▶ **WHAT YOU ARE ASKED TO DO**
Repeat the records below exactly.

▶ **SUPPLIED DATA**

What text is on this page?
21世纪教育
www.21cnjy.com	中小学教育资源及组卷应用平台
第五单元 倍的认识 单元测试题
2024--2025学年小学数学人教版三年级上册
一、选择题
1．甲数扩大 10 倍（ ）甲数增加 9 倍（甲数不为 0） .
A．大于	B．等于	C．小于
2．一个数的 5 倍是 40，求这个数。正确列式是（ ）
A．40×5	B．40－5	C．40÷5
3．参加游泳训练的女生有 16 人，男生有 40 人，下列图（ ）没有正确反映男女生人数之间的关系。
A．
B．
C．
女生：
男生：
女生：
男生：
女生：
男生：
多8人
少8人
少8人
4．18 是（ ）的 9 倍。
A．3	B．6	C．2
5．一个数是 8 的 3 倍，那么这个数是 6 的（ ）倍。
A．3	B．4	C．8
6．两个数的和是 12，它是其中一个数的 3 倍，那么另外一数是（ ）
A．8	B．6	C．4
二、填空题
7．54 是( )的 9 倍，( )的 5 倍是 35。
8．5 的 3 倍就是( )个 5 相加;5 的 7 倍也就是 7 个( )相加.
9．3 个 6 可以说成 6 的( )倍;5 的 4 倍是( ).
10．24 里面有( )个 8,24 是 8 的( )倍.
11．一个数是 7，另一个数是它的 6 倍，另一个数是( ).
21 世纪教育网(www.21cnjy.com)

▶ **EXERCISE RESPONSE**
What text is on this page?
21世纪教育
www.21cnjy.com	中小学教育资源及组卷应用平台
第五单元 倍的认识 单元测试题
2024--2025学年小学数学人教版三年级上册
一、选择题
1．甲数扩大 10 倍（ ）甲数增加 9 倍（甲数不为 0） .
A．大于	B．等于	C．小于
2．一个数的 5 倍是 40，求这个数。正确列式是（ ）
A．40×5	B．40－5	C．40÷5
3．参加游泳训练的女生有 16 人，男生有 40 人，下列图（ ）没有正确反映男女生人数之间的关系。
A．
B．
C．
女生：
男生：
女生：
男生：
女生：
男生：
多8人
少8人
少8人
4．18 是（ ）的 9 倍。
A．3	B．6	C．2
5．一个数是 8 的 3 倍，那么这个数是 6 的（ ）倍。
A．3	B．4	C．8
6．两个数的和是 12，它是其中一个数的 3 倍，那么另外一数是（ ）
A．8	B．6	C．4
二、填空题
7．54 是( )的 9 倍，( )的 5 倍是 35。
8．5 的 3 倍就是( )个 5 相加;5 的 7 倍也就是 7 个( )相加.
9．3 个 6 可以说成 6 的( )倍;5 的 4 倍是( ).
10．24 里面有( )个 8,24 是 8 的( )倍.
11．一个数是 7，另一个数是它的 6 倍，另一个数是( ).
21 世纪教育网(www.21cnjy.com)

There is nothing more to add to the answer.